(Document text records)
>>>>>
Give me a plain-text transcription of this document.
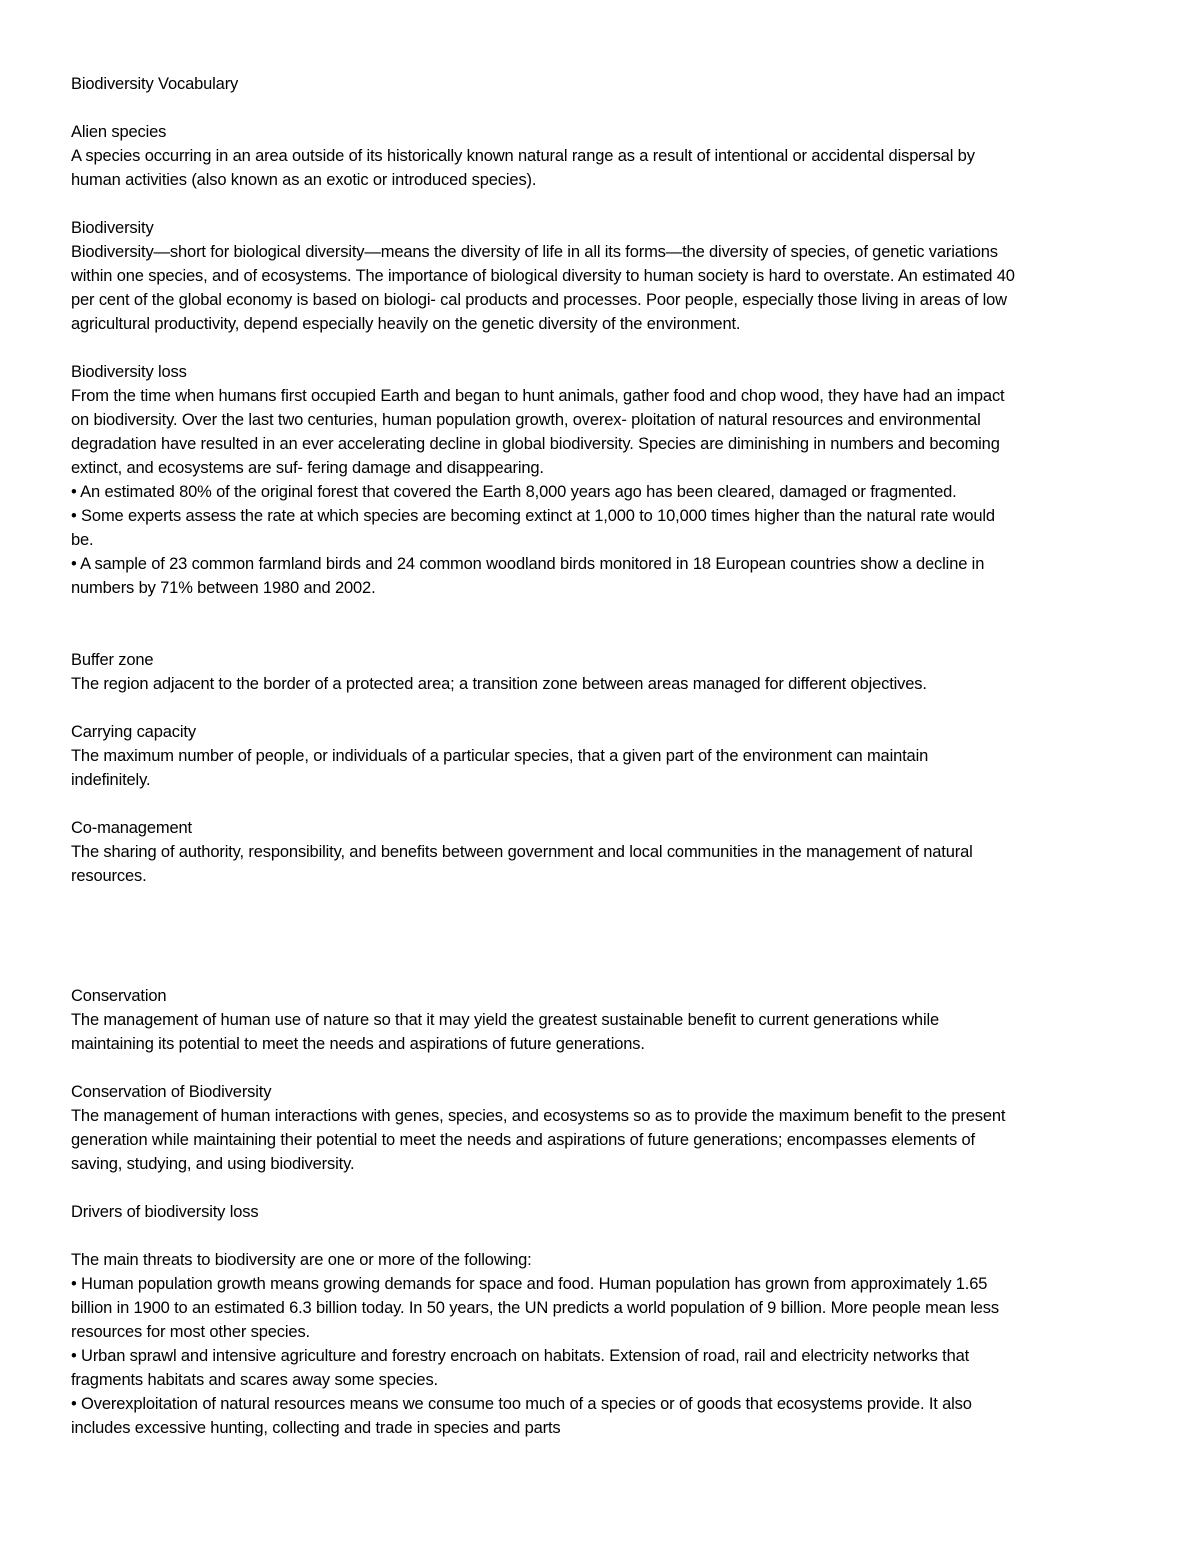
Biodiversity Vocabulary
Alien species
A species occurring in an area outside of its historically known natural range as a result of intentional or accidental dispersal by
human activities (also known as an exotic or introduced species).
Biodiversity
Biodiversity—short for biological diversity—means the diversity of life in all its forms—the diversity of species, of genetic variations
within one species, and of ecosystems. The importance of biological diversity to human society is hard to overstate. An estimated 40
per cent of the global economy is based on biologi- cal products and processes. Poor people, especially those living in areas of low
agricultural productivity, depend especially heavily on the genetic diversity of the environment.
Biodiversity loss
From the time when humans first occupied Earth and began to hunt animals, gather food and chop wood, they have had an impact
on biodiversity. Over the last two centuries, human population growth, overex- ploitation of natural resources and environmental
degradation have resulted in an ever accelerating decline in global biodiversity. Species are diminishing in numbers and becoming
extinct, and ecosystems are suf- fering damage and disappearing.
• An estimated 80% of the original forest that covered the Earth 8,000 years ago has been cleared, damaged or fragmented.
• Some experts assess the rate at which species are becoming extinct at 1,000 to 10,000 times higher than the natural rate would
be.
• A sample of 23 common farmland birds and 24 common woodland birds monitored in 18 European countries show a decline in
numbers by 71% between 1980 and 2002.
Buffer zone
The region adjacent to the border of a protected area; a transition zone between areas managed for different objectives.
Carrying capacity
The maximum number of people, or individuals of a particular species, that a given part of the environment can maintain
indefinitely.
Co-management
The sharing of authority, responsibility, and benefits between government and local communities in the management of natural
resources.
Conservation
The management of human use of nature so that it may yield the greatest sustainable benefit to current generations while
maintaining its potential to meet the needs and aspirations of future generations.
Conservation of Biodiversity
The management of human interactions with genes, species, and ecosystems so as to provide the maximum benefit to the present
generation while maintaining their potential to meet the needs and aspirations of future generations; encompasses elements of
saving, studying, and using biodiversity.
Drivers of biodiversity loss
The main threats to biodiversity are one or more of the following:
• Human population growth means growing demands for space and food. Human population has grown from approximately 1.65
billion in 1900 to an estimated 6.3 billion today. In 50 years, the UN predicts a world population of 9 billion. More people mean less
resources for most other species.
• Urban sprawl and intensive agriculture and forestry encroach on habitats. Extension of road, rail and electricity networks that
fragments habitats and scares away some species.
• Overexploitation of natural resources means we consume too much of a species or of goods that ecosystems provide. It also
includes excessive hunting, collecting and trade in species and parts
<<<<<
Show every line of the data that includes the string "growth".

on biodiversity. Over the last two centuries, human population growth, overex- ploitation of natural resources and environmental
• Human population growth means growing demands for space and food. Human population has grown from approximately 1.65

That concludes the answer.